[Data excerpts]
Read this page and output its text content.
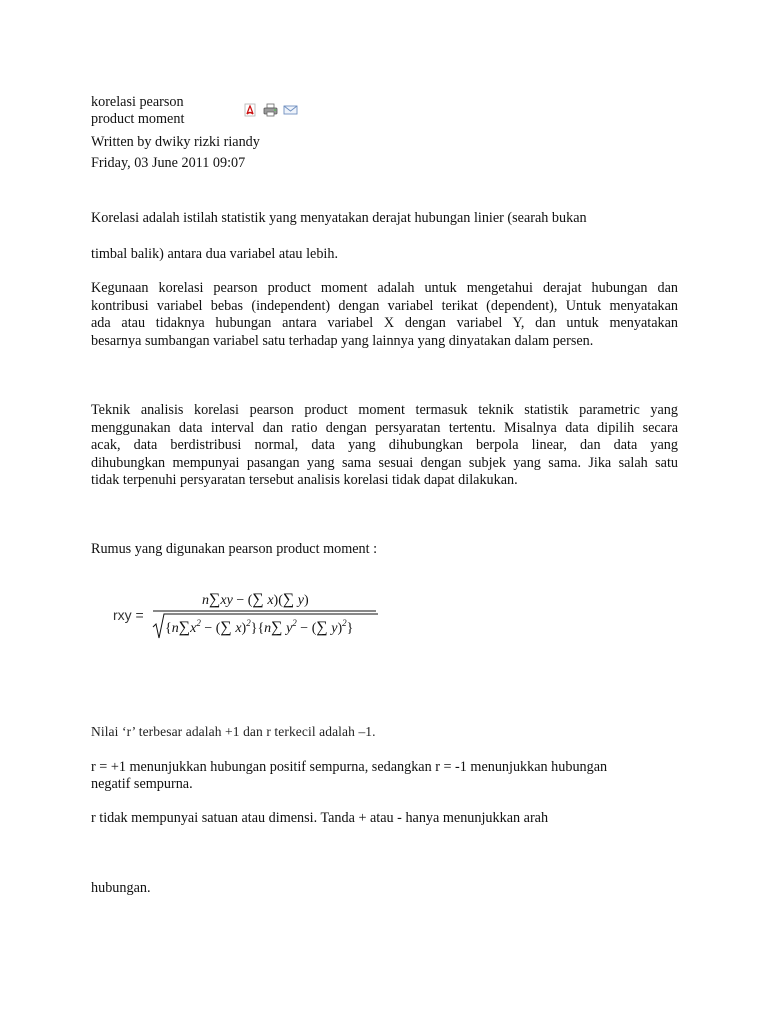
korelasi pearson
product moment
Written by dwiky rizki riandy
Friday, 03 June 2011 09:07
Korelasi adalah istilah statistik yang menyatakan derajat hubungan linier (searah bukan
timbal balik) antara dua variabel atau lebih.
Kegunaan korelasi pearson product moment adalah untuk mengetahui derajat hubungan dan
kontribusi variabel bebas (independent) dengan variabel terikat (dependent), Untuk menyatakan
ada atau tidaknya hubungan antara variabel X dengan variabel Y, dan untuk menyatakan
besarnya sumbangan variabel satu terhadap yang lainnya yang dinyatakan dalam persen.
Teknik analisis korelasi pearson product moment termasuk teknik statistik parametric yang
menggunakan data interval dan ratio dengan persyaratan tertentu. Misalnya data dipilih secara
acak, data berdistribusi normal, data yang dihubungkan berpola linear, dan data yang
dihubungkan mempunyai pasangan yang sama sesuai dengan subjek yang sama. Jika salah satu
tidak terpenuhi persyaratan tersebut analisis korelasi tidak dapat dilakukan.
Rumus yang digunakan pearson product moment :
rxy =
n∑xy − (∑ x)(∑ y)
{$n\sum x^2$ − (∑ x)$^2$}{n∑ $y^2$ − (∑ y)$^2$}
Nilai ‘r’ terbesar adalah +1 dan r terkecil adalah –1.
r = +1 menunjukkan hubungan positif sempurna, sedangkan r = -1 menunjukkan hubungan
negatif sempurna.
r tidak mempunyai satuan atau dimensi. Tanda + atau - hanya menunjukkan arah
hubungan.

*THE REQUEST*
Take every line above carrying "analisis" and return it.

*CORRECT ANSWER*
Teknik analisis korelasi pearson product moment termasuk teknik statistik parametric yang
tidak terpenuhi persyaratan tersebut analisis korelasi tidak dapat dilakukan.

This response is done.